(begin)

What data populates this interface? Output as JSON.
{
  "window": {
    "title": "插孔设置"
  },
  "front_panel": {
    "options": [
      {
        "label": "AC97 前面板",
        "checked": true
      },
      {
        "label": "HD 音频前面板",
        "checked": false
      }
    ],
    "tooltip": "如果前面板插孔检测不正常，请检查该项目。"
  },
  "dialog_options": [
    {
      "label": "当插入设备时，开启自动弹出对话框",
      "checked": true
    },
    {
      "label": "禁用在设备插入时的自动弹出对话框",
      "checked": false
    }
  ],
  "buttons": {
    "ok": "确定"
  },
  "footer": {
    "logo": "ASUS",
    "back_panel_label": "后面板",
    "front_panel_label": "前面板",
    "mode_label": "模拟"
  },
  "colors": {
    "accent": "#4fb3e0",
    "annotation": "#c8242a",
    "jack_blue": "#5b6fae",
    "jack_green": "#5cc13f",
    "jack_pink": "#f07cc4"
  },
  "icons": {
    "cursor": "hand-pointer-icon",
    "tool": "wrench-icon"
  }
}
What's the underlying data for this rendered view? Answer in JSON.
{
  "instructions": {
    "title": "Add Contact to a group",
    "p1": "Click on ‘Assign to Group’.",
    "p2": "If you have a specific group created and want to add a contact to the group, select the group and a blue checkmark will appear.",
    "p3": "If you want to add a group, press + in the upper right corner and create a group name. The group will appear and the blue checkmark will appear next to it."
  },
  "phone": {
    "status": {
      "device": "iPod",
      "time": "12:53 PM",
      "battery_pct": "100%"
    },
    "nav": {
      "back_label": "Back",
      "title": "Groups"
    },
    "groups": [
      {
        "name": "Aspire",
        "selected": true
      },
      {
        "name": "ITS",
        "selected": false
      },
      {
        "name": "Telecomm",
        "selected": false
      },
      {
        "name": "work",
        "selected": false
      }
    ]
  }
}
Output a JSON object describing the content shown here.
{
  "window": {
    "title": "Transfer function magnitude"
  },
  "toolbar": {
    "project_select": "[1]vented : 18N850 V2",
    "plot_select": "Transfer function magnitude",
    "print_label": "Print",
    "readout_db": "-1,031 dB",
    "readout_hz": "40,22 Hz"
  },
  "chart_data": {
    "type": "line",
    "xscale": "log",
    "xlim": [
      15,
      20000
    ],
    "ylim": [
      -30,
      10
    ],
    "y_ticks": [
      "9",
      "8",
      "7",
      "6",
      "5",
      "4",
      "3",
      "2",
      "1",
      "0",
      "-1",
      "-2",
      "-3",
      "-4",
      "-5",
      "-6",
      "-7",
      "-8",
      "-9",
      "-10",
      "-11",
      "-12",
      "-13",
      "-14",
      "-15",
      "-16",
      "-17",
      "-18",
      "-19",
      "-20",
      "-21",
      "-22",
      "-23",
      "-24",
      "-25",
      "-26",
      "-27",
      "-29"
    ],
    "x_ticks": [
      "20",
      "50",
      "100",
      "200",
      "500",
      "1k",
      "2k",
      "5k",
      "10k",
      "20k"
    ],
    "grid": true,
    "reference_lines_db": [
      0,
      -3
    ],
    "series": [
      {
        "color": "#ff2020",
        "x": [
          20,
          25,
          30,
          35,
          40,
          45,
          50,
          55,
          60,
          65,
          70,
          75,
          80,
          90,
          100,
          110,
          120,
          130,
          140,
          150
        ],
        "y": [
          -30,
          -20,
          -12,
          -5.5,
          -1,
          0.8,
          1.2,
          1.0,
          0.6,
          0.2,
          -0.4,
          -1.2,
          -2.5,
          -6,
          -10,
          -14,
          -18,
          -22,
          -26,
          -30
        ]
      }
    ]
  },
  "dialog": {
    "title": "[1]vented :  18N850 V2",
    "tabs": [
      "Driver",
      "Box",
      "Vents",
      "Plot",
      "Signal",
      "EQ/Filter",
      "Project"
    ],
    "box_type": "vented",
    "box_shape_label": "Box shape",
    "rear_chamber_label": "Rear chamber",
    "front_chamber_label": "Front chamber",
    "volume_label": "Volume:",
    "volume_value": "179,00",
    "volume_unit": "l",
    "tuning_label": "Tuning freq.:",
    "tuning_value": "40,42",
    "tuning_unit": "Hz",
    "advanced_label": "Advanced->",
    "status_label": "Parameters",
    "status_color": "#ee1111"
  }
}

(end)

_WHAT TO WORK ON_.
Write out the material exactly as given.

_OUTPUT_.
What data populates this interface? Output as JSON.
{
  "window": {
    "title": "插孔设置"
  },
  "front_panel": {
    "options": [
      {
        "label": "AC97 前面板",
        "checked": true
      },
      {
        "label": "HD 音频前面板",
        "checked": false
      }
    ],
    "tooltip": "如果前面板插孔检测不正常，请检查该项目。"
  },
  "dialog_options": [
    {
      "label": "当插入设备时，开启自动弹出对话框",
      "checked": true
    },
    {
      "label": "禁用在设备插入时的自动弹出对话框",
      "checked": false
    }
  ],
  "buttons": {
    "ok": "确定"
  },
  "footer": {
    "logo": "ASUS",
    "back_panel_label": "后面板",
    "front_panel_label": "前面板",
    "mode_label": "模拟"
  },
  "colors": {
    "accent": "#4fb3e0",
    "annotation": "#c8242a",
    "jack_blue": "#5b6fae",
    "jack_green": "#5cc13f",
    "jack_pink": "#f07cc4"
  },
  "icons": {
    "cursor": "hand-pointer-icon",
    "tool": "wrench-icon"
  }
}
What's the underlying data for this rendered view? Answer in JSON.
{
  "instructions": {
    "title": "Add Contact to a group",
    "p1": "Click on ‘Assign to Group’.",
    "p2": "If you have a specific group created and want to add a contact to the group, select the group and a blue checkmark will appear.",
    "p3": "If you want to add a group, press + in the upper right corner and create a group name. The group will appear and the blue checkmark will appear next to it."
  },
  "phone": {
    "status": {
      "device": "iPod",
      "time": "12:53 PM",
      "battery_pct": "100%"
    },
    "nav": {
      "back_label": "Back",
      "title": "Groups"
    },
    "groups": [
      {
        "name": "Aspire",
        "selected": true
      },
      {
        "name": "ITS",
        "selected": false
      },
      {
        "name": "Telecomm",
        "selected": false
      },
      {
        "name": "work",
        "selected": false
      }
    ]
  }
}
Output a JSON object describing the content shown here.
{
  "window": {
    "title": "Transfer function magnitude"
  },
  "toolbar": {
    "project_select": "[1]vented : 18N850 V2",
    "plot_select": "Transfer function magnitude",
    "print_label": "Print",
    "readout_db": "-1,031 dB",
    "readout_hz": "40,22 Hz"
  },
  "chart_data": {
    "type": "line",
    "xscale": "log",
    "xlim": [
      15,
      20000
    ],
    "ylim": [
      -30,
      10
    ],
    "y_ticks": [
      "9",
      "8",
      "7",
      "6",
      "5",
      "4",
      "3",
      "2",
      "1",
      "0",
      "-1",
      "-2",
      "-3",
      "-4",
      "-5",
      "-6",
      "-7",
      "-8",
      "-9",
      "-10",
      "-11",
      "-12",
      "-13",
      "-14",
      "-15",
      "-16",
      "-17",
      "-18",
      "-19",
      "-20",
      "-21",
      "-22",
      "-23",
      "-24",
      "-25",
      "-26",
      "-27",
      "-29"
    ],
    "x_ticks": [
      "20",
      "50",
      "100",
      "200",
      "500",
      "1k",
      "2k",
      "5k",
      "10k",
      "20k"
    ],
    "grid": true,
    "reference_lines_db": [
      0,
      -3
    ],
    "series": [
      {
        "color": "#ff2020",
        "x": [
          20,
          25,
          30,
          35,
          40,
          45,
          50,
          55,
          60,
          65,
          70,
          75,
          80,
          90,
          100,
          110,
          120,
          130,
          140,
          150
        ],
        "y": [
          -30,
          -20,
          -12,
          -5.5,
          -1,
          0.8,
          1.2,
          1.0,
          0.6,
          0.2,
          -0.4,
          -1.2,
          -2.5,
          -6,
          -10,
          -14,
          -18,
          -22,
          -26,
          -30
        ]
      }
    ]
  },
  "dialog": {
    "title": "[1]vented :  18N850 V2",
    "tabs": [
      "Driver",
      "Box",
      "Vents",
      "Plot",
      "Signal",
      "EQ/Filter",
      "Project"
    ],
    "box_type": "vented",
    "box_shape_label": "Box shape",
    "rear_chamber_label": "Rear chamber",
    "front_chamber_label": "Front chamber",
    "volume_label": "Volume:",
    "volume_value": "179,00",
    "volume_unit": "l",
    "tuning_label": "Tuning freq.:",
    "tuning_value": "40,42",
    "tuning_unit": "Hz",
    "advanced_label": "Advanced->",
    "status_label": "Parameters",
    "status_color": "#ee1111"
  }
}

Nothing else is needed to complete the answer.